→ **Problem requirements**: How many lines of the material below contain the string "text"? Answer with the number and nothing else.

→ **The data**:
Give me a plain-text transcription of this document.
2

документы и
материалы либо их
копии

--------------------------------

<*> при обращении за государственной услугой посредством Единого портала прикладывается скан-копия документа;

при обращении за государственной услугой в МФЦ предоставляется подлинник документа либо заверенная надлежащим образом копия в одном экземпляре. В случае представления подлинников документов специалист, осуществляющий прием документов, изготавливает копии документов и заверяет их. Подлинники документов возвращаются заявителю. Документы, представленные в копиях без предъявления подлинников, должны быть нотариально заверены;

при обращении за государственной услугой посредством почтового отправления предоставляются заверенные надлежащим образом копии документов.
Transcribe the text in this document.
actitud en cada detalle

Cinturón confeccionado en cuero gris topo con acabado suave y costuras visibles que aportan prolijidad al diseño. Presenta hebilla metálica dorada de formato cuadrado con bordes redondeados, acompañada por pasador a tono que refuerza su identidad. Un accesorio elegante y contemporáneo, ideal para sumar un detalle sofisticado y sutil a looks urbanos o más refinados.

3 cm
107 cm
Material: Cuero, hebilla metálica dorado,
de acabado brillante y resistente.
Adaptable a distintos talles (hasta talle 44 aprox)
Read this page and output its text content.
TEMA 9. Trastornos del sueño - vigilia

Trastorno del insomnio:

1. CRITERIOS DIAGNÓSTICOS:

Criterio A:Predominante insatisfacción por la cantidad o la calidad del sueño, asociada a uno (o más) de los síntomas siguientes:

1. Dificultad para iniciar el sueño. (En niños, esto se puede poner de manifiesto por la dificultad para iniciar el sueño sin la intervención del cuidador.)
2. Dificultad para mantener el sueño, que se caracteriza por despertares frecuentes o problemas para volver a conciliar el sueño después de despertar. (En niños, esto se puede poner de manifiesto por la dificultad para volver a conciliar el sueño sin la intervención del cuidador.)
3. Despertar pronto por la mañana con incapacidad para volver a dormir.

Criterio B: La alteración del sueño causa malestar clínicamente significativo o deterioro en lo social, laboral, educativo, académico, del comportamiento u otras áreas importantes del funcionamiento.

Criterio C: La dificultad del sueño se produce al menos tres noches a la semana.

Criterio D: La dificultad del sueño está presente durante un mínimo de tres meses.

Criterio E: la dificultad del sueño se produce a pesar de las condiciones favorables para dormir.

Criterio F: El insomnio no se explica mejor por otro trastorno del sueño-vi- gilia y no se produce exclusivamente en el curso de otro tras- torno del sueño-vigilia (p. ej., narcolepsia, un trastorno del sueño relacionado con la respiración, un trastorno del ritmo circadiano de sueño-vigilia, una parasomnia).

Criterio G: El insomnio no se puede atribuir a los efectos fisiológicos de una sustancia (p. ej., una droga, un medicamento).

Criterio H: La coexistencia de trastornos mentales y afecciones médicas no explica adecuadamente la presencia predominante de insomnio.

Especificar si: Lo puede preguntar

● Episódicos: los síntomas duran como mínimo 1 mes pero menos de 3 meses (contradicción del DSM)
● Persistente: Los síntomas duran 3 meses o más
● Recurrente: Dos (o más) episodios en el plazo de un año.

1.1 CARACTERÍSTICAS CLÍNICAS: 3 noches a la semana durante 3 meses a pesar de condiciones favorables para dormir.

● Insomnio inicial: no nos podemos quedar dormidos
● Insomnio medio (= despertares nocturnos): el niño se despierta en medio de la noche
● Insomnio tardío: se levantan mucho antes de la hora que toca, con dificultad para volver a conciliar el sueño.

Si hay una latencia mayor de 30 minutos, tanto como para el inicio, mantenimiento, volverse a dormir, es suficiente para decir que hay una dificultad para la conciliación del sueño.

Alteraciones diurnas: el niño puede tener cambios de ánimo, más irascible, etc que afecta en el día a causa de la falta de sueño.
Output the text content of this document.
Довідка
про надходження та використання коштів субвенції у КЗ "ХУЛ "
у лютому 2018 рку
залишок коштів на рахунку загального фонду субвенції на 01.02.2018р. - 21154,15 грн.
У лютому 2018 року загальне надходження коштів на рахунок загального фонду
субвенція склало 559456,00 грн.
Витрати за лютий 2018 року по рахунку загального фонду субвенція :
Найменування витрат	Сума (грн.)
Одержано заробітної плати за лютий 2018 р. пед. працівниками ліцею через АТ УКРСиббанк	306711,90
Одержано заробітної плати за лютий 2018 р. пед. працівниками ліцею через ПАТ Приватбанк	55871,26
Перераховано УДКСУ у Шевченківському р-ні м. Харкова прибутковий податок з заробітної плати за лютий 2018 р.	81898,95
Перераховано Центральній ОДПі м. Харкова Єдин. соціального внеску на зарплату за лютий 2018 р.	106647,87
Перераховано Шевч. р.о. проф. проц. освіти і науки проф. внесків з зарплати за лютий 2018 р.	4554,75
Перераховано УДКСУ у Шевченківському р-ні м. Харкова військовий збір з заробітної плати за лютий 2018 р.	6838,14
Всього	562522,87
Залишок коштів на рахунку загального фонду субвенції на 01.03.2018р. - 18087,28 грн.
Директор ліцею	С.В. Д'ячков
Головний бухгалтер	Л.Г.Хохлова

→ **Answer to this exercise**: 4